● PROMPT A:
Write out the lines of the listing below word for word, starting with its first line and ending after the line that contains "login-prompt: Heeft u". Leave the pictures out.

● PAGE TEXT:
_ _ _ _
But when we wrote down all the steps suggested in a template, we improved
our estimating accuracy; we were less likely to be surprised by a hidden or
unknown task; and we had a documented reference on where all the
unanticipated time actually went.
A detail task list also allows
you and your manager to effectively rescope the project when you are in
danger of missing a deadline. That is, if this is a risk, there are several
alternatives to contain the problem: 1) move out the schedule, 2)
intelligently add resources, 3) reduce the quality, 4) reduce the scope (remove
the number of things we are going to do). If you don't have a detail list
of what things you are planning to do, then it's difficult to intelligently
remove activities to meet the deadline. By "intelligently"
removing, I mean removing things that do not affect the quality of the code
or their dependencies along the way.
Unambiguous activities also
allow you to see if you're on track to complete on time. To illustrate
this, consider a vaguely conceived Schedule A, as shown in Figure 3.
Figure 3: Schedule A
In Schedule A, we show a
high-level estimation of ten days to complete component Comp1. The schedule
commences, and on day nine the developer announces that he has submitted
his code. The team thinks we're on target.
Figure 4: Schedule B
In Schedule B, we see that only
five days are really allocated for "coding." The rest of the time
is allotted for inspections, testing, and bug fixing. So when the developer
announces on day nine that "coding is complete," we're actually
four days off schedule. Although these tasks weren't specifically visible
on Schedule A, these activities that are not specified in Schedule A still
need to be completed to achieve our iteration exit criteria.
So, agreeing ahead of time on
the meaning of "complete" improves communication and allows us to
better track our status.
Risk management has always been
highly publicized as an important project management tool. Yet, we don't
really take the time to model or study our workflow to identify the risks,
critical paths, or bottlenecks early on. Like defining our level of effort,
we often rely on a quick and ad hoc approach, depending on our mental
review of past experiences. Very rarely does the risk management exercise
involve as much as a peer review of all the tasks and workflows of the
project. If we don't understand all the tasks and timing, we don't realize
the majority of the risks. If you don't realize the risks, you can't manage
them.
_ _ _ _
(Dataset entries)
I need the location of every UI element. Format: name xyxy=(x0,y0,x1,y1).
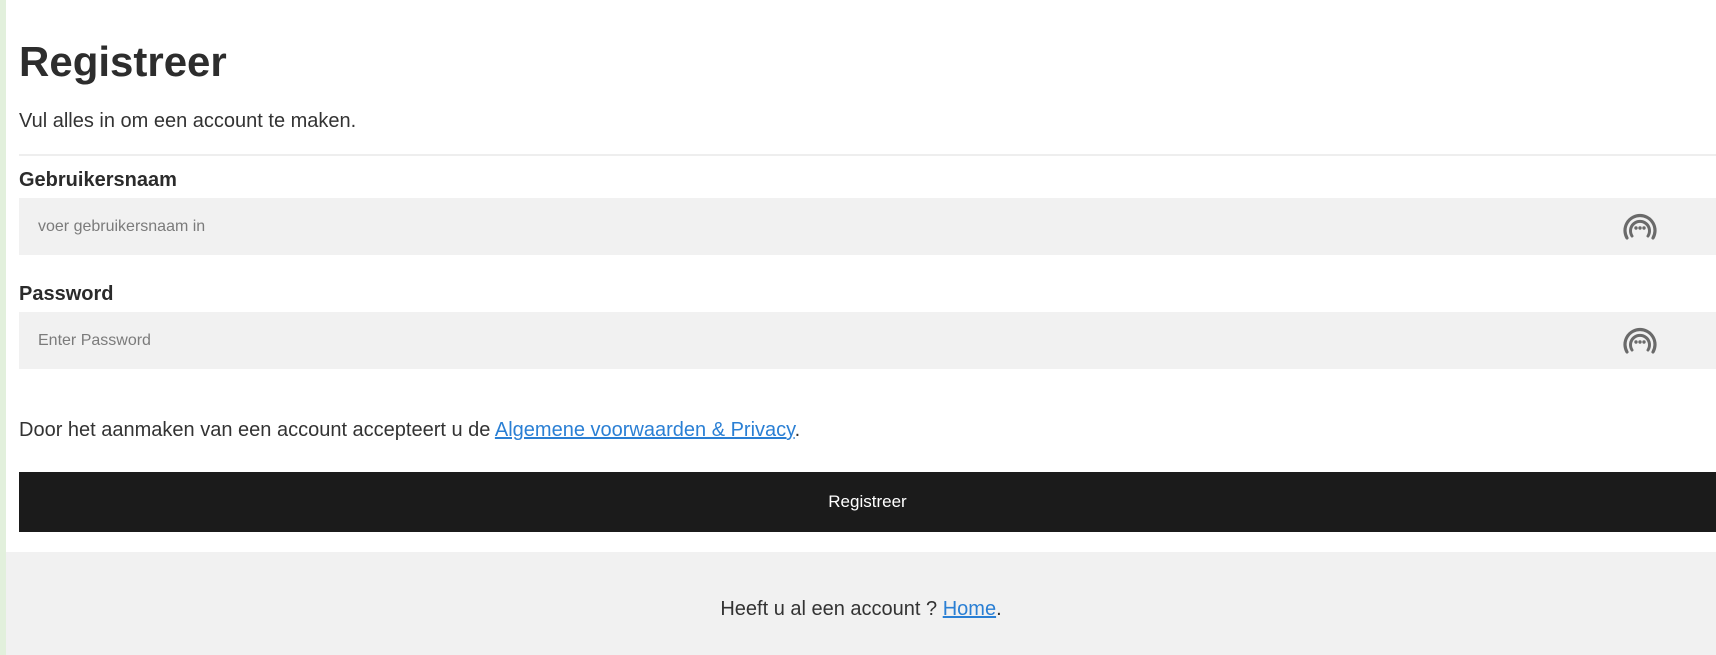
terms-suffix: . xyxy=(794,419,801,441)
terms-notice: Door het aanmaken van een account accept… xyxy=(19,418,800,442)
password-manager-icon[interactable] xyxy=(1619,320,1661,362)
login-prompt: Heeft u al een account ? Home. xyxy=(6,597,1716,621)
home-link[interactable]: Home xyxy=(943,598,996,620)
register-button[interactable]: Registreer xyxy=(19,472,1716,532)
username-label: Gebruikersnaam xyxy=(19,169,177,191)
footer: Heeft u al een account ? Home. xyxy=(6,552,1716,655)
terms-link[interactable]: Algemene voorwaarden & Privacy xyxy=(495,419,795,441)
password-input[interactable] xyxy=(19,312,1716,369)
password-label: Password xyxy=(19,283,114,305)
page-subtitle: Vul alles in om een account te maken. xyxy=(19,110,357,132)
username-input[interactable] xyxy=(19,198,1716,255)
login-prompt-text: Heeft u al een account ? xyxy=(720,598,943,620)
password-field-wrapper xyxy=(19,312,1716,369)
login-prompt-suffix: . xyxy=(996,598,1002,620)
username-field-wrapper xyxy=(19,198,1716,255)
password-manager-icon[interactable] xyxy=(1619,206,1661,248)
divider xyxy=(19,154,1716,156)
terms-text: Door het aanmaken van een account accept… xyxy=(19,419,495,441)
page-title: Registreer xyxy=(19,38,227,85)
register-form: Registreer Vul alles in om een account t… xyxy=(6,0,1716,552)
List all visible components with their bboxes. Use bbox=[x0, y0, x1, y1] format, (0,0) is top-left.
_ _ _ _
● PROMPT B:
According to the text on project scheduling, how many days does Schedule B actually allocate to coding?

● CORRECT RESULT A:
I need the location of every UI element. Format: name xyxy=(x0,y0,x1,y1).
terms-suffix: . xyxy=(794,419,801,441)
terms-notice: Door het aanmaken van een account accept… xyxy=(19,418,800,442)
password-manager-icon[interactable] xyxy=(1619,320,1661,362)
login-prompt: Heeft u al een account ? Home. xyxy=(6,597,1716,621)

● CORRECT RESULT B:
Five days.